**DESCRIPTION OF THE TASK:** Set out every line bearing the string "pour".

**TASK DATA:**
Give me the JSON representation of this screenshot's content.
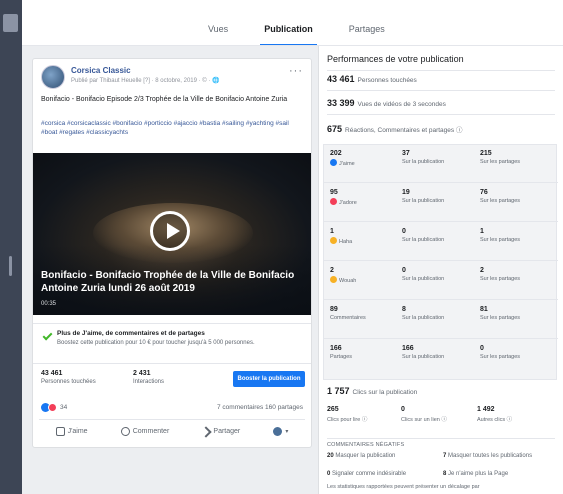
{
  "tabs": [
    "Vues",
    "Publication",
    "Partages"
  ],
  "post": {
    "page_name": "Corsica Classic",
    "meta": "Publié par Thibaut Heuelle [?] · 8 octobre, 2019 · © · 🌐",
    "more": "···",
    "text": "Bonifacio - Bonifacio Episode 2/3 Trophée de la Ville de Bonifacio Antoine Zuria",
    "tags": "#corsica #corsicaclassic #bonifacio #porticcio #ajaccio #bastia #sailing #yachting #sail #boat #regates #classicyachts",
    "video_title": "Bonifacio - Bonifacio Trophée de la Ville de Bonifacio Antoine Zuria lundi 26 août 2019",
    "video_duration": "00:35",
    "boost_title": "Plus de J'aime, de commentaires et de partages",
    "boost_sub": "Boostez cette publication pour 10 € pour toucher jusqu'à 5 000 personnes.",
    "stat1_num": "43 461",
    "stat1_label": "Personnes touchées",
    "stat2_num": "2 431",
    "stat2_label": "Interactions",
    "boost_button": "Booster la publication",
    "reaction_count": "34",
    "comments_shares": "7 commentaires 160 partages",
    "action_like": "J'aime",
    "action_comment": "Commenter",
    "action_share": "Partager"
  },
  "panel": {
    "title": "Performances de votre publication",
    "reached_num": "43 461",
    "reached_label": "Personnes touchées",
    "views_num": "33 399",
    "views_label": "Vues de vidéos de 3 secondes",
    "reactions_num": "675",
    "reactions_label": "Réactions, Commentaires et partages ⓘ",
    "grid": [
      {
        "a": "202",
        "al": "J'aime",
        "b": "37",
        "bl": "Sur la publication",
        "c": "215",
        "cl": "Sur les partages",
        "icon": "like"
      },
      {
        "a": "95",
        "al": "J'adore",
        "b": "19",
        "bl": "Sur la publication",
        "c": "76",
        "cl": "Sur les partages",
        "icon": "love"
      },
      {
        "a": "1",
        "al": "Haha",
        "b": "0",
        "bl": "Sur la publication",
        "c": "1",
        "cl": "Sur les partages",
        "icon": "haha"
      },
      {
        "a": "2",
        "al": "Wouah",
        "b": "0",
        "bl": "Sur la publication",
        "c": "2",
        "cl": "Sur les partages",
        "icon": "wow"
      },
      {
        "a": "89",
        "al": "Commentaires",
        "b": "8",
        "bl": "Sur la publication",
        "c": "81",
        "cl": "Sur les partages",
        "icon": ""
      },
      {
        "a": "166",
        "al": "Partages",
        "b": "166",
        "bl": "Sur la publication",
        "c": "0",
        "cl": "Sur les partages",
        "icon": ""
      }
    ],
    "clicks_num": "1 757",
    "clicks_label": "Clics sur la publication",
    "click_a_num": "265",
    "click_a_label": "Clics pour lire ⓘ",
    "click_b_num": "0",
    "click_b_label": "Clics sur un lien ⓘ",
    "click_c_num": "1 492",
    "click_c_label": "Autres clics ⓘ",
    "neg_title": "COMMENTAIRES NÉGATIFS",
    "neg1_num": "20",
    "neg1_label": "Masquer la publication",
    "neg2_num": "7",
    "neg2_label": "Masquer toutes les publications",
    "neg3_num": "0",
    "neg3_label": "Signaler comme indésirable",
    "neg4_num": "8",
    "neg4_label": "Je n'aime plus la Page",
    "footnote": "Les statistiques rapportées peuvent présenter un décalage par"
  },
  "colors": {
    "accent": "#1877f2",
    "like": "#1877f2",
    "love": "#f33e58",
    "haha": "#f7b125",
    "sidebar": "#3d4555"
  }
}
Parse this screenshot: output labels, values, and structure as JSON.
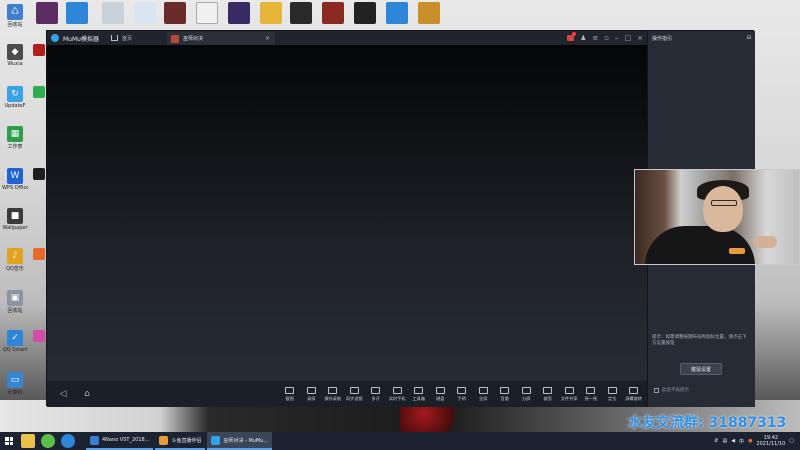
{
  "emulator": {
    "app_title": "MuMu模拟器",
    "home_tab": "首页",
    "game_tab": "巫师对决",
    "panel_title": "操作指引",
    "panel_hint": "提示：如需调整按键布局和指标位置，请点击下方设置按钮",
    "key_setting_button": "键鼠设置",
    "no_remind": "此后不再提示",
    "toolbar": [
      {
        "label": "截图",
        "icon": "camera-icon"
      },
      {
        "label": "录屏",
        "icon": "record-icon"
      },
      {
        "label": "操作录制",
        "icon": "macro-icon"
      },
      {
        "label": "同步滤镜",
        "icon": "pointer-icon"
      },
      {
        "label": "多开",
        "icon": "multi-icon"
      },
      {
        "label": "实时手机",
        "icon": "phone-icon"
      },
      {
        "label": "工具箱",
        "icon": "toolbox-icon"
      },
      {
        "label": "键盘",
        "icon": "keyboard-icon"
      },
      {
        "label": "手柄",
        "icon": "gamepad-icon"
      },
      {
        "label": "全屏",
        "icon": "fullscreen-icon"
      },
      {
        "label": "音量",
        "icon": "volume-icon"
      },
      {
        "label": "分屏",
        "icon": "split-icon"
      },
      {
        "label": "裁剪",
        "icon": "crop-icon"
      },
      {
        "label": "文件共享",
        "icon": "folder-icon"
      },
      {
        "label": "摇一摇",
        "icon": "shake-icon"
      },
      {
        "label": "定位",
        "icon": "location-icon"
      },
      {
        "label": "屏幕旋转",
        "icon": "rotate-icon"
      }
    ]
  },
  "desktop_icons": [
    {
      "label": "回收站",
      "color": "#3f7fd1"
    },
    {
      "label": "Wuxia",
      "color": "#4c4c4c"
    },
    {
      "label": "UpdateF",
      "color": "#3aa3e6"
    },
    {
      "label": "工作表",
      "color": "#2e9e4a"
    },
    {
      "label": "WPS Office",
      "color": "#1f63d6"
    },
    {
      "label": "Wallpaper",
      "color": "#3a3a3a"
    },
    {
      "label": "QQ音乐",
      "color": "#e0a21f"
    },
    {
      "label": "回收站",
      "color": "#8a95a3"
    },
    {
      "label": "QQ Smart",
      "color": "#2f86d8"
    },
    {
      "label": "计算机",
      "color": "#3784d1"
    }
  ],
  "overlay": {
    "qq_group": "水友交流群: 31887313"
  },
  "taskbar": {
    "tasks": [
      {
        "label": "4Nano VST_2018...",
        "color": "#3a7bd5"
      },
      {
        "label": "斗鱼直播伴侣",
        "color": "#e89a3c"
      },
      {
        "label": "巫师对决 - MuMu...",
        "color": "#34a3e6"
      }
    ],
    "time": "19:42",
    "date": "2021/11/10"
  }
}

**ANSWER:**
    "boost_sub": "Boostez cette publication pour 10 € pour toucher jusqu'à 5 000 personnes.",
    "click_a_label": "Clics pour lire ⓘ",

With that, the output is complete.